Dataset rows
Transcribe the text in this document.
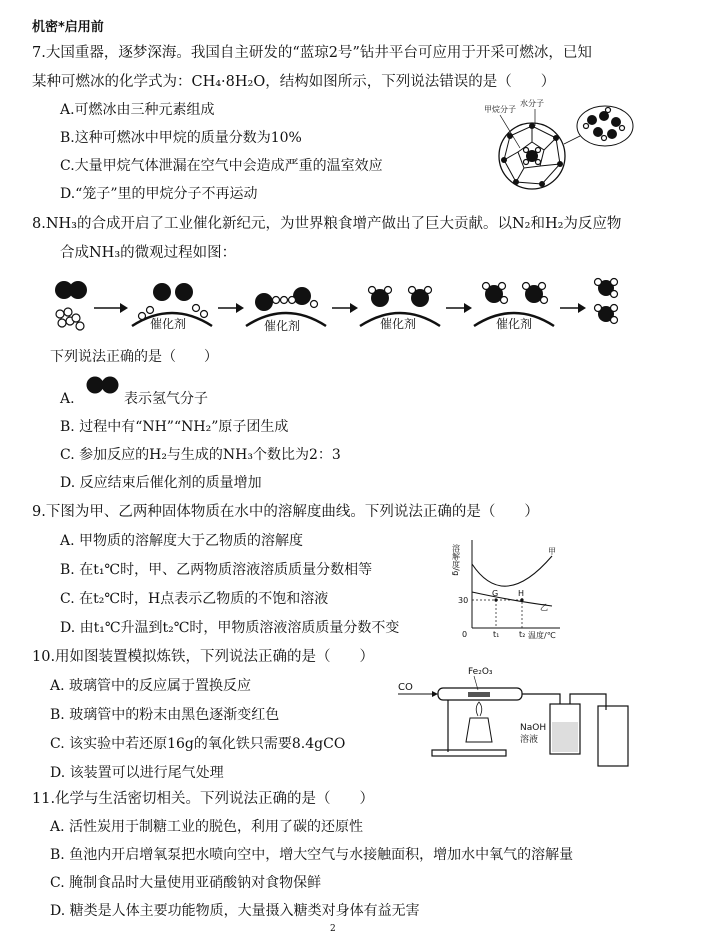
机密*启用前
7.大国重器，逐梦深海。我国自主研发的“蓝琼2号”钻井平台可应用于开采可燃冰，已知
某种可燃冰的化学式为：CH₄·8H₂O，结构如图所示，下列说法错误的是（　　）
A.可燃冰由三种元素组成
B.这种可燃冰中甲烷的质量分数为10%
C.大量甲烷气体泄漏在空气中会造成严重的温室效应
D.“笼子”里的甲烷分子不再运动
甲烷分子
水分子
8.NH₃的合成开启了工业催化新纪元，为世界粮食增产做出了巨大贡献。以N₂和H₂为反应物
合成NH₃的微观过程如图：
催化剂	催化剂	催化剂	催化剂
下列说法正确的是（　　）
A.	表示氢气分子
B. 过程中有“NH”“NH₂”原子团生成
C. 参加反应的H₂与生成的NH₃个数比为2：3
D. 反应结束后催化剂的质量增加
9.下图为甲、乙两种固体物质在水中的溶解度曲线。下列说法正确的是（　　）
A. 甲物质的溶解度大于乙物质的溶解度
B. 在t₁℃时，甲、乙两物质溶液溶质质量分数相等
C. 在t₂℃时，H点表示乙物质的不饱和溶液
D. 由t₁℃升温到t₂℃时，甲物质溶液溶质质量分数不变
溶解度/g	甲
乙
G H
30
0	t₁ t₂ 温度/℃
10.用如图装置模拟炼铁，下列说法正确的是（　　）
A. 玻璃管中的反应属于置换反应
B. 玻璃管中的粉末由黑色逐渐变红色
C. 该实验中若还原16g的氧化铁只需要8.4gCO
D. 该装置可以进行尾气处理
CO
Fe₂O₃
NaOH
溶液
11.化学与生活密切相关。下列说法正确的是（　　）
A. 活性炭用于制糖工业的脱色，利用了碳的还原性
B. 鱼池内开启增氧泵把水喷向空中，增大空气与水接触面积，增加水中氧气的溶解量
C. 腌制食品时大量使用亚硝酸钠对食物保鲜
D. 糖类是人体主要功能物质，大量摄入糖类对身体有益无害
2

- [THE TASK]: Wherever "下列说法正确的是" shows up in a line, copy that line.

- [SOLUTION BELOW]:
下列说法正确的是（　　）
9.下图为甲、乙两种固体物质在水中的溶解度曲线。下列说法正确的是（　　）
10.用如图装置模拟炼铁，下列说法正确的是（　　）
11.化学与生活密切相关。下列说法正确的是（　　）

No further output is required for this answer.